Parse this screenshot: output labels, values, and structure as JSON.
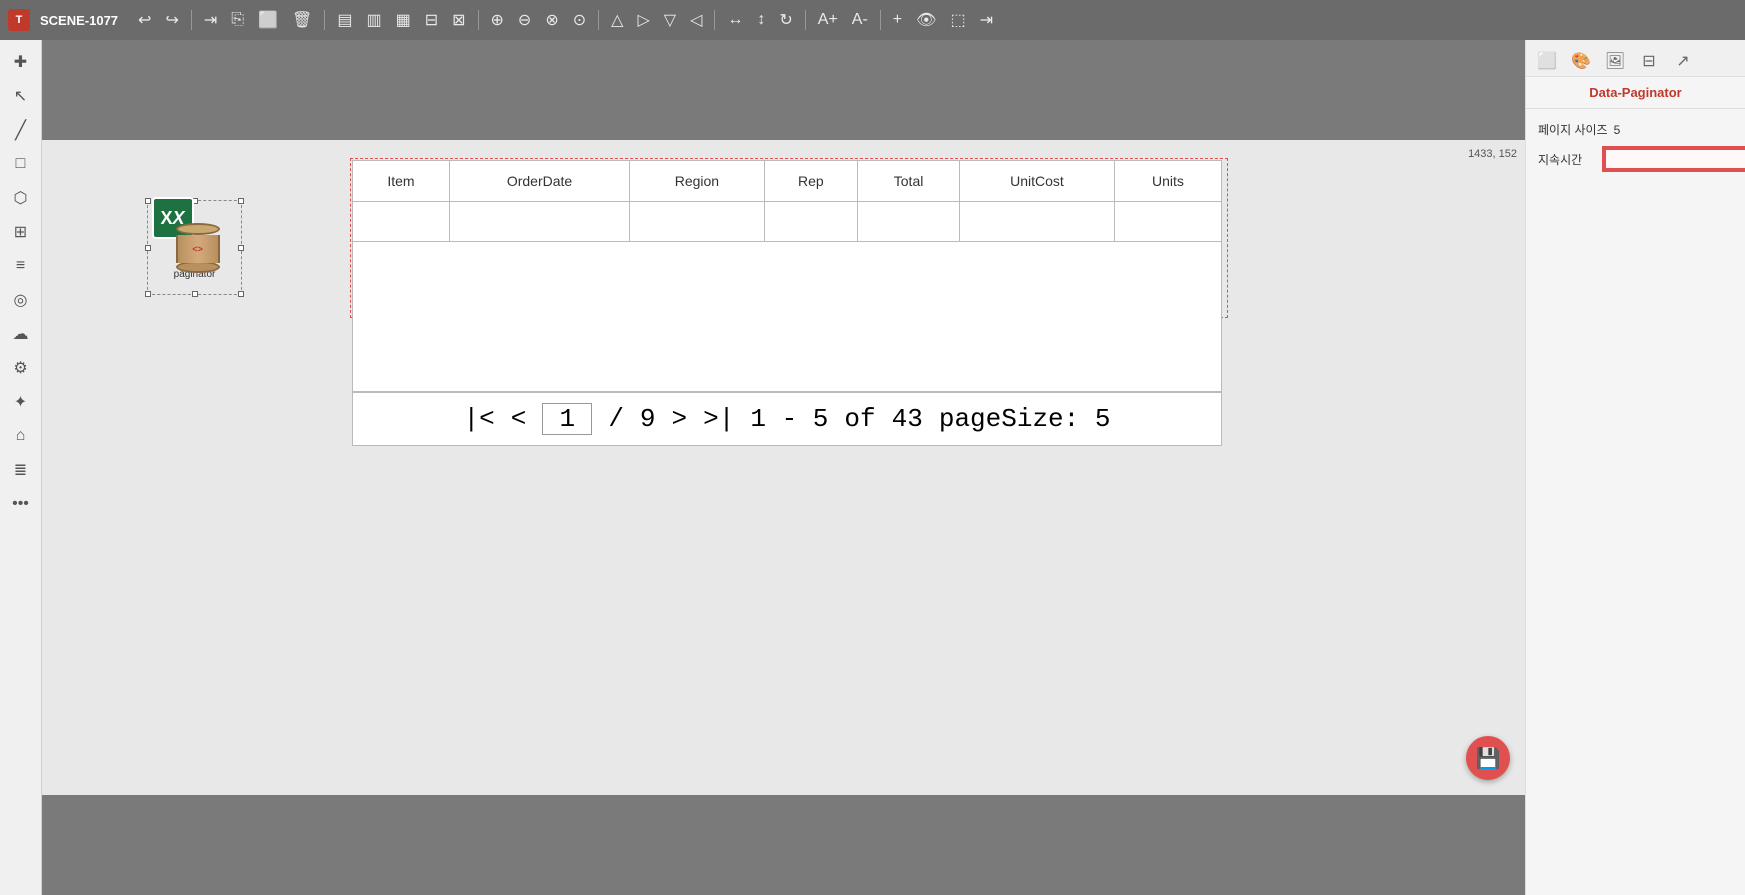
{
  "toolbar": {
    "app_logo": "T",
    "scene_title": "SCENE-1077",
    "buttons": [
      "↩",
      "↪",
      "⇥",
      "⎘",
      "⬜",
      "🗑",
      "▤",
      "▥",
      "⊟",
      "⊞",
      "⊠",
      "⊡",
      "⟦",
      "⟧",
      "⊕",
      "⊖",
      "⊗",
      "⊘",
      "⊙",
      "⊚",
      "△",
      "▷",
      "▽",
      "◁",
      "∿",
      "⊕",
      "⊖",
      "A+",
      "A-",
      "+",
      "👁",
      "⬚",
      "⇥"
    ]
  },
  "left_sidebar": {
    "icons": [
      "+",
      "⊕",
      "−",
      "□",
      "⬡",
      "⊞",
      "≡",
      "◎",
      "☁",
      "⚙",
      "⊕",
      "⌂",
      "≣",
      "•••"
    ]
  },
  "canvas": {
    "coords_display": "1433, 152"
  },
  "paginator_widget": {
    "label": "paginator"
  },
  "data_table": {
    "headers": [
      "Item",
      "OrderDate",
      "Region",
      "Rep",
      "Total",
      "UnitCost",
      "Units"
    ],
    "rows": [
      [
        "",
        "",
        "",
        "",
        "",
        "",
        ""
      ]
    ],
    "empty_rows": 3
  },
  "pagination": {
    "first_label": "|<",
    "prev_label": "<",
    "current_page": "1",
    "separator": "/",
    "total_pages": "9",
    "next_label": ">",
    "last_label": ">|",
    "range_start": "1",
    "range_dash": "-",
    "range_end": "5",
    "of_label": "of",
    "total_records": "43",
    "page_size_label": "pageSize:",
    "page_size_value": "5"
  },
  "right_panel": {
    "title": "Data-Paginator",
    "tabs": [
      "frame-icon",
      "palette-icon",
      "image-icon",
      "sliders-icon",
      "share-icon"
    ],
    "page_size_label": "페이지 사이즈",
    "page_size_value": "5",
    "duration_label": "지속시간",
    "duration_value": "",
    "duration_placeholder": ""
  },
  "save_fab": {
    "icon": "💾",
    "label": "save"
  }
}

THE REQUEST:
Repeat the material above in full and exactly, omitting the pictures.

SOLUTION FOR THIS EXERCISE:
Parse this screenshot: output labels, values, and structure as JSON.
{
  "toolbar": {
    "app_logo": "T",
    "scene_title": "SCENE-1077",
    "buttons": [
      "↩",
      "↪",
      "⇥",
      "⎘",
      "⬜",
      "🗑",
      "▤",
      "▥",
      "⊟",
      "⊞",
      "⊠",
      "⊡",
      "⟦",
      "⟧",
      "⊕",
      "⊖",
      "⊗",
      "⊘",
      "⊙",
      "⊚",
      "△",
      "▷",
      "▽",
      "◁",
      "∿",
      "⊕",
      "⊖",
      "A+",
      "A-",
      "+",
      "👁",
      "⬚",
      "⇥"
    ]
  },
  "left_sidebar": {
    "icons": [
      "+",
      "⊕",
      "−",
      "□",
      "⬡",
      "⊞",
      "≡",
      "◎",
      "☁",
      "⚙",
      "⊕",
      "⌂",
      "≣",
      "•••"
    ]
  },
  "canvas": {
    "coords_display": "1433, 152"
  },
  "paginator_widget": {
    "label": "paginator"
  },
  "data_table": {
    "headers": [
      "Item",
      "OrderDate",
      "Region",
      "Rep",
      "Total",
      "UnitCost",
      "Units"
    ],
    "rows": [
      [
        "",
        "",
        "",
        "",
        "",
        "",
        ""
      ]
    ],
    "empty_rows": 3
  },
  "pagination": {
    "first_label": "|<",
    "prev_label": "<",
    "current_page": "1",
    "separator": "/",
    "total_pages": "9",
    "next_label": ">",
    "last_label": ">|",
    "range_start": "1",
    "range_dash": "-",
    "range_end": "5",
    "of_label": "of",
    "total_records": "43",
    "page_size_label": "pageSize:",
    "page_size_value": "5"
  },
  "right_panel": {
    "title": "Data-Paginator",
    "tabs": [
      "frame-icon",
      "palette-icon",
      "image-icon",
      "sliders-icon",
      "share-icon"
    ],
    "page_size_label": "페이지 사이즈",
    "page_size_value": "5",
    "duration_label": "지속시간",
    "duration_value": "",
    "duration_placeholder": ""
  },
  "save_fab": {
    "icon": "💾",
    "label": "save"
  }
}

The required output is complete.